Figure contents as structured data
-- start --
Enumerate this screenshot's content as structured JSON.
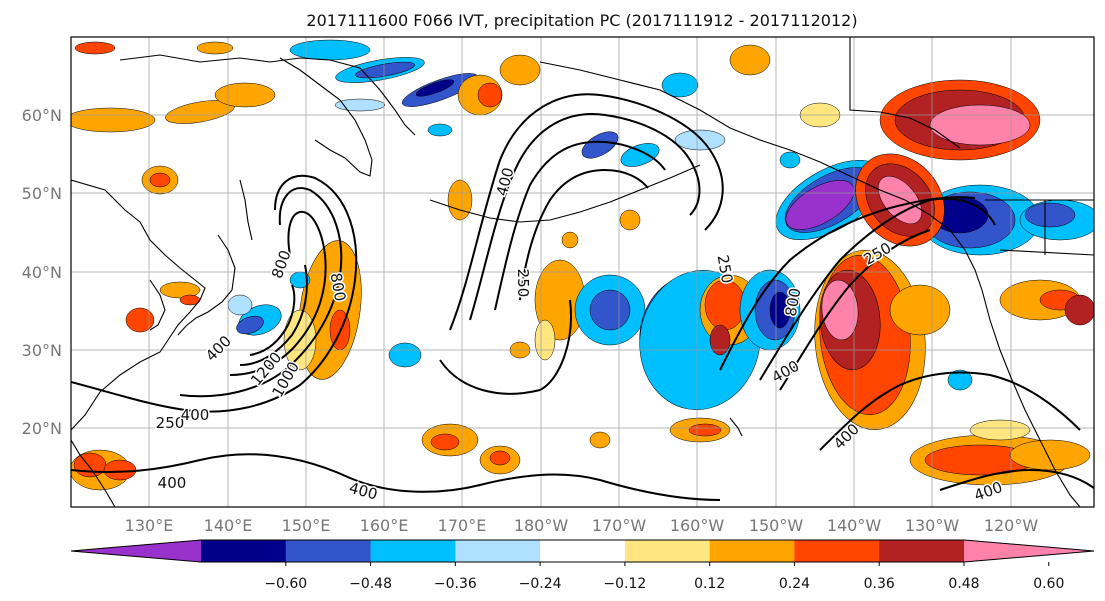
{
  "title": "2017111600 F066 IVT, precipitation PC (2017111912 - 2017112012)",
  "map": {
    "lat_ticks": [
      "60°N",
      "50°N",
      "40°N",
      "30°N",
      "20°N"
    ],
    "lon_ticks": [
      "130°E",
      "140°E",
      "150°E",
      "160°E",
      "170°E",
      "180°W",
      "170°W",
      "160°W",
      "150°W",
      "140°W",
      "130°W",
      "120°W"
    ],
    "contour_labels": [
      "400",
      "800",
      "800",
      "1200",
      "1000",
      "400",
      "250",
      "250",
      "400",
      "400",
      "800",
      "250",
      "250",
      "400",
      "400",
      "400",
      "400"
    ],
    "fill_colors": {
      "neg_strong": "#9932cc",
      "neg_navy": "#00008b",
      "neg_blue": "#3355cc",
      "neg_cyan": "#00bfff",
      "neg_light": "#b0e0ff",
      "pos_yellow": "#ffe680",
      "pos_orange": "#ffa500",
      "pos_red": "#ff4500",
      "pos_darkred": "#b22222",
      "pos_pink": "#ff82ab"
    }
  },
  "colorbar": {
    "colors": [
      "#9932cc",
      "#00008b",
      "#3355cc",
      "#00bfff",
      "#b0e0ff",
      "#ffffff",
      "#ffe680",
      "#ffa500",
      "#ff4500",
      "#b22222",
      "#ff82ab"
    ],
    "ticks": [
      "−0.60",
      "−0.48",
      "−0.36",
      "−0.24",
      "−0.12",
      "0.12",
      "0.24",
      "0.36",
      "0.48",
      "0.60"
    ]
  }
}
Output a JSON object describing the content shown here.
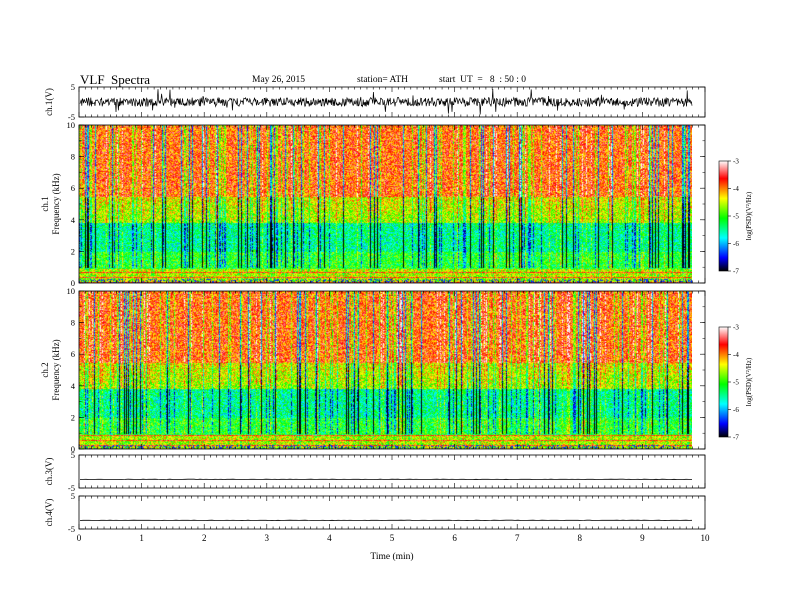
{
  "header": {
    "title": "VLF  Spectra",
    "date": "May 26, 2015",
    "station": "station= ATH",
    "start": "start  UT  =   8  : 50 : 0"
  },
  "chart_data": {
    "type": "heatmap",
    "x": {
      "label": "Time  (min)",
      "range": [
        0,
        10
      ],
      "ticks": [
        "0",
        "1",
        "2",
        "3",
        "4",
        "5",
        "6",
        "7",
        "8",
        "9",
        "10"
      ],
      "data_end": 9.8
    },
    "panels": [
      {
        "kind": "waveform",
        "ylabel": "ch.1(V)",
        "yrange": [
          -5,
          5
        ],
        "yticks": [
          "5",
          "-5"
        ],
        "description": "noisy broadband signal, mostly within about ±1 V with frequent spikes"
      },
      {
        "kind": "spectrogram",
        "ylabel": "ch.1\nFrequency  (kHz)",
        "yrange": [
          0,
          10
        ],
        "yticks": [
          "0",
          "2",
          "4",
          "6",
          "8",
          "10"
        ],
        "colorbar": {
          "label": "log(PSD)(V²/Hz)",
          "range": [
            -7,
            -3
          ],
          "ticks": [
            "-3",
            "-4",
            "-5",
            "-6",
            "-7"
          ]
        }
      },
      {
        "kind": "spectrogram",
        "ylabel": "ch.2\nFrequency  (kHz)",
        "yrange": [
          0,
          10
        ],
        "yticks": [
          "0",
          "2",
          "4",
          "6",
          "8",
          "10"
        ],
        "colorbar": {
          "label": "log(PSD)(V²/Hz)",
          "range": [
            -7,
            -3
          ],
          "ticks": [
            "-3",
            "-4",
            "-5",
            "-6",
            "-7"
          ]
        }
      },
      {
        "kind": "waveform",
        "ylabel": "ch.3(V)",
        "yrange": [
          -5,
          5
        ],
        "yticks": [
          "5",
          "-5"
        ],
        "description": "flat trace near -1 V"
      },
      {
        "kind": "waveform",
        "ylabel": "ch.4(V)",
        "yrange": [
          -5,
          5
        ],
        "yticks": [
          "5",
          "-5"
        ],
        "description": "flat trace near -1 V"
      }
    ],
    "colormap": [
      "#000000",
      "#0000ff",
      "#00ffff",
      "#00ff00",
      "#ffff00",
      "#ff0000",
      "#ffffff"
    ]
  }
}
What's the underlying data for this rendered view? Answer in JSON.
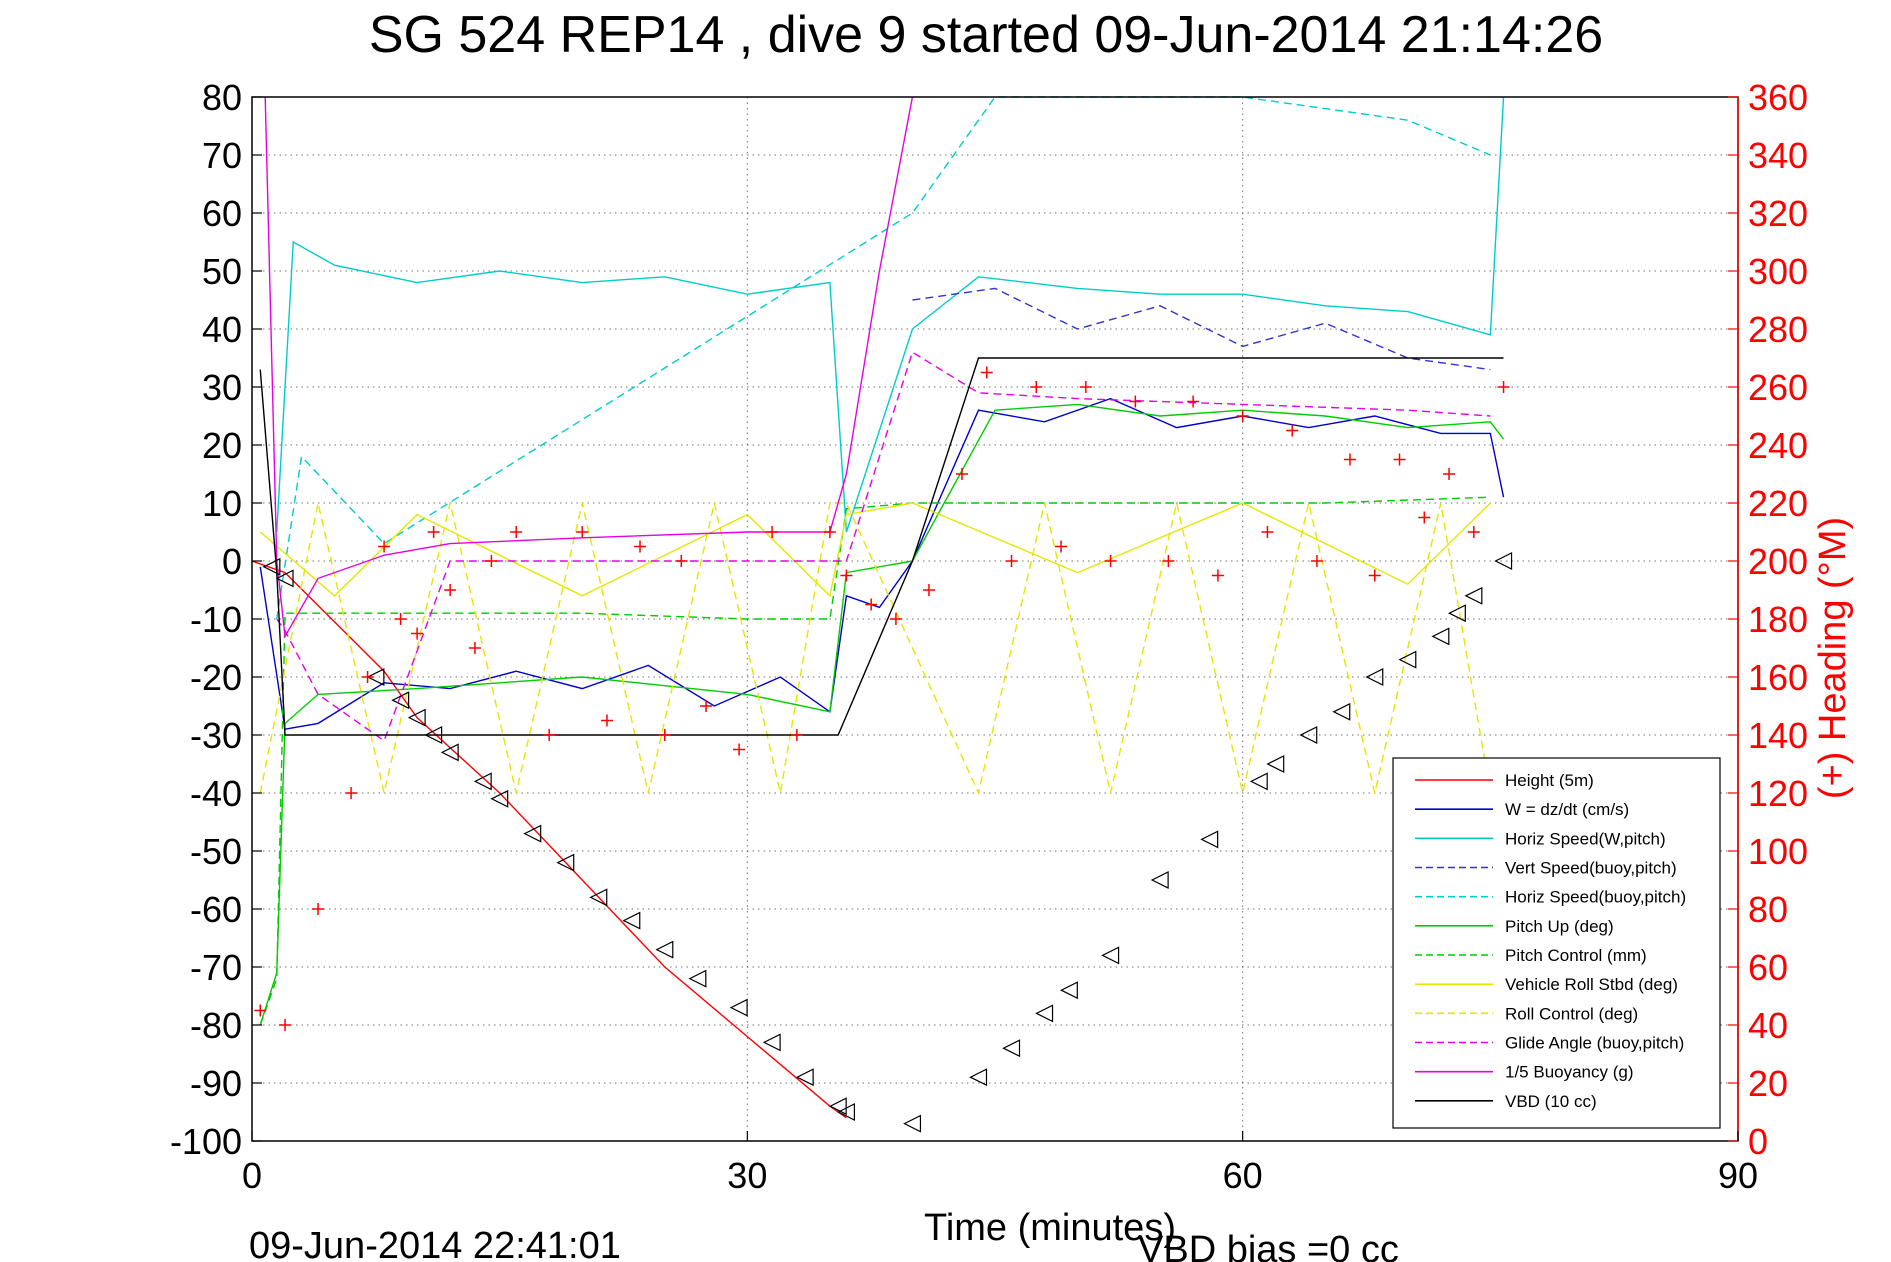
{
  "chart_data": {
    "type": "line",
    "title": "SG 524   REP14  , dive 9 started 09-Jun-2014 21:14:26",
    "xlabel": "Time (minutes)",
    "ylabel_right": "(+) Heading (°M)",
    "xlim": [
      0,
      90
    ],
    "ylim": [
      -100,
      80
    ],
    "ylim_right": [
      0,
      360
    ],
    "x_ticks": [
      "0",
      "30",
      "60",
      "90"
    ],
    "y_ticks": [
      "80",
      "70",
      "60",
      "50",
      "40",
      "30",
      "20",
      "10",
      "0",
      "-10",
      "-20",
      "-30",
      "-40",
      "-50",
      "-60",
      "-70",
      "-80",
      "-90",
      "-100"
    ],
    "y_ticks_right": [
      "360",
      "340",
      "320",
      "300",
      "280",
      "260",
      "240",
      "220",
      "200",
      "180",
      "160",
      "140",
      "120",
      "100",
      "80",
      "60",
      "40",
      "20",
      "0"
    ],
    "grid": true,
    "legend_position": "bottom-right",
    "footer_left": "09-Jun-2014 22:41:01",
    "footer_right": "VBD bias =0 cc",
    "series": [
      {
        "name": "Height (5m)",
        "color": "#ff0000",
        "style": "solid",
        "x": [
          0,
          2,
          8,
          10,
          15,
          20,
          25,
          30,
          35,
          36
        ],
        "y": [
          0,
          -2,
          -19,
          -27,
          -40,
          -55,
          -70,
          -82,
          -94,
          -96
        ]
      },
      {
        "name": "W = dz/dt (cm/s)",
        "color": "#0000cc",
        "style": "solid",
        "x": [
          0.5,
          2,
          4,
          8,
          12,
          16,
          20,
          24,
          28,
          32,
          35,
          36,
          38,
          40,
          44,
          48,
          52,
          56,
          60,
          64,
          68,
          72,
          75,
          75.8
        ],
        "y": [
          -1,
          -29,
          -28,
          -21,
          -22,
          -19,
          -22,
          -18,
          -25,
          -20,
          -26,
          -6,
          -8,
          0,
          26,
          24,
          28,
          23,
          25,
          23,
          25,
          22,
          22,
          11
        ]
      },
      {
        "name": "Horiz Speed(W,pitch)",
        "color": "#00cccc",
        "style": "solid",
        "x": [
          1.5,
          2.5,
          5,
          10,
          15,
          20,
          25,
          30,
          35,
          36,
          40,
          44,
          50,
          55,
          60,
          65,
          70,
          75,
          75.8
        ],
        "y": [
          5,
          55,
          51,
          48,
          50,
          48,
          49,
          46,
          48,
          5,
          40,
          49,
          47,
          46,
          46,
          44,
          43,
          39,
          80
        ]
      },
      {
        "name": "Vert Speed(buoy,pitch)",
        "color": "#3333cc",
        "style": "dashed",
        "x": [
          40,
          45,
          50,
          55,
          60,
          65,
          70,
          75
        ],
        "y": [
          45,
          47,
          40,
          44,
          37,
          41,
          35,
          33
        ]
      },
      {
        "name": "Horiz Speed(buoy,pitch)",
        "color": "#00cccc",
        "style": "dashed",
        "x": [
          1.5,
          3,
          8,
          40,
          45,
          50,
          60,
          70,
          75
        ],
        "y": [
          -10,
          18,
          3,
          60,
          80,
          80,
          80,
          76,
          70
        ]
      },
      {
        "name": "Pitch Up (deg)",
        "color": "#00cc00",
        "style": "solid",
        "x": [
          0.5,
          1.5,
          2,
          4,
          10,
          20,
          30,
          35,
          36,
          40,
          45,
          50,
          55,
          60,
          65,
          70,
          75,
          75.8
        ],
        "y": [
          -80,
          -71,
          -28,
          -23,
          -22,
          -20,
          -23,
          -26,
          -2,
          0,
          26,
          27,
          25,
          26,
          25,
          23,
          24,
          21
        ]
      },
      {
        "name": "Pitch Control (mm)",
        "color": "#00cc00",
        "style": "dashed",
        "x": [
          0.5,
          1.5,
          2,
          10,
          20,
          30,
          35,
          36,
          40,
          45,
          55,
          65,
          75
        ],
        "y": [
          -80,
          -72,
          -9,
          -9,
          -9,
          -10,
          -10,
          9,
          10,
          10,
          10,
          10,
          11
        ]
      },
      {
        "name": "Vehicle Roll Stbd (deg)",
        "color": "#e6e600",
        "style": "solid",
        "x": [
          0.5,
          5,
          10,
          20,
          30,
          35,
          36,
          40,
          50,
          60,
          70,
          75
        ],
        "y": [
          5,
          -6,
          8,
          -6,
          8,
          -6,
          8,
          10,
          -2,
          10,
          -4,
          10
        ]
      },
      {
        "name": "Roll Control (deg)",
        "color": "#e6e600",
        "style": "dashed",
        "x": [
          0.5,
          4,
          8,
          12,
          16,
          20,
          24,
          28,
          32,
          35,
          36,
          44,
          48,
          52,
          56,
          60,
          64,
          68,
          72,
          75
        ],
        "y": [
          -40,
          10,
          -40,
          10,
          -40,
          10,
          -40,
          10,
          -40,
          10,
          10,
          -40,
          10,
          -40,
          10,
          -40,
          10,
          -40,
          10,
          -40
        ]
      },
      {
        "name": "Glide Angle (buoy,pitch)",
        "color": "#e600e6",
        "style": "dashed",
        "x": [
          1.5,
          2,
          4,
          8,
          12,
          20,
          30,
          36,
          40,
          44,
          50,
          60,
          70,
          75
        ],
        "y": [
          -10,
          -12,
          -23,
          -31,
          0,
          0,
          0,
          0,
          36,
          29,
          28,
          27,
          26,
          25
        ]
      },
      {
        "name": "1/5 Buoyancy (g)",
        "color": "#e600e6",
        "style": "solid",
        "x": [
          0.8,
          1.5,
          2,
          4,
          8,
          12,
          20,
          30,
          35,
          36,
          38,
          40
        ],
        "y": [
          80,
          0,
          -13,
          -3,
          1,
          3,
          4,
          5,
          5,
          15,
          50,
          80
        ]
      },
      {
        "name": "VBD (10 cc)",
        "color": "#000000",
        "style": "solid",
        "x": [
          0.5,
          1.5,
          2,
          10,
          20,
          30,
          35.5,
          40,
          44,
          50,
          60,
          70,
          75.8
        ],
        "y": [
          33,
          -2,
          -30,
          -30,
          -30,
          -30,
          -30,
          0,
          35,
          35,
          35,
          35,
          35
        ]
      },
      {
        "name": "Height (5m) markers",
        "color": "#000000",
        "style": "markers",
        "x": [
          1.2,
          2,
          7.5,
          9,
          10,
          11,
          12,
          14,
          15,
          17,
          19,
          21,
          23,
          25,
          27,
          29.5,
          31.5,
          33.5,
          35.5,
          36,
          40,
          44,
          46,
          48,
          49.5,
          52,
          55,
          58,
          61,
          62,
          64,
          66,
          68,
          70,
          72,
          73,
          74,
          75.8
        ],
        "y": [
          -1,
          -3,
          -20,
          -24,
          -27,
          -30,
          -33,
          -38,
          -41,
          -47,
          -52,
          -58,
          -62,
          -67,
          -72,
          -77,
          -83,
          -89,
          -94,
          -95,
          -97,
          -89,
          -84,
          -78,
          -74,
          -68,
          -55,
          -48,
          -38,
          -35,
          -30,
          -26,
          -20,
          -17,
          -13,
          -9,
          -6,
          0
        ]
      },
      {
        "name": "(+) Heading (°M)",
        "color": "#ff0000",
        "style": "plus",
        "axis": "right",
        "x": [
          0.5,
          2,
          4,
          6,
          7,
          8,
          9,
          10,
          11,
          12,
          13.5,
          14.5,
          16,
          18,
          20,
          21.5,
          23.5,
          25,
          26,
          27.5,
          29.5,
          31.5,
          33,
          35,
          36,
          37.5,
          39,
          41,
          43,
          44.5,
          46,
          47.5,
          49,
          50.5,
          52,
          53.5,
          55.5,
          57,
          58.5,
          60,
          61.5,
          63,
          64.5,
          66.5,
          68,
          69.5,
          71,
          72.5,
          74,
          75.8
        ],
        "y": [
          45,
          40,
          80,
          120,
          160,
          205,
          180,
          175,
          210,
          190,
          170,
          200,
          210,
          140,
          210,
          145,
          205,
          140,
          200,
          150,
          135,
          210,
          140,
          210,
          195,
          185,
          180,
          190,
          230,
          265,
          200,
          260,
          205,
          260,
          200,
          255,
          200,
          255,
          195,
          250,
          210,
          245,
          200,
          235,
          195,
          235,
          215,
          230,
          210,
          260
        ]
      }
    ]
  }
}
-- end --
> [TASK REQUIREMENTS]
In the material above, show every line where the word "JSON" turns up.

> [FINISHED ANSWER]
Enumerate this screenshot's content as structured JSON.
Output a JSON object describing the content shown here.
What's the underlying data for this rendered view? Answer in JSON.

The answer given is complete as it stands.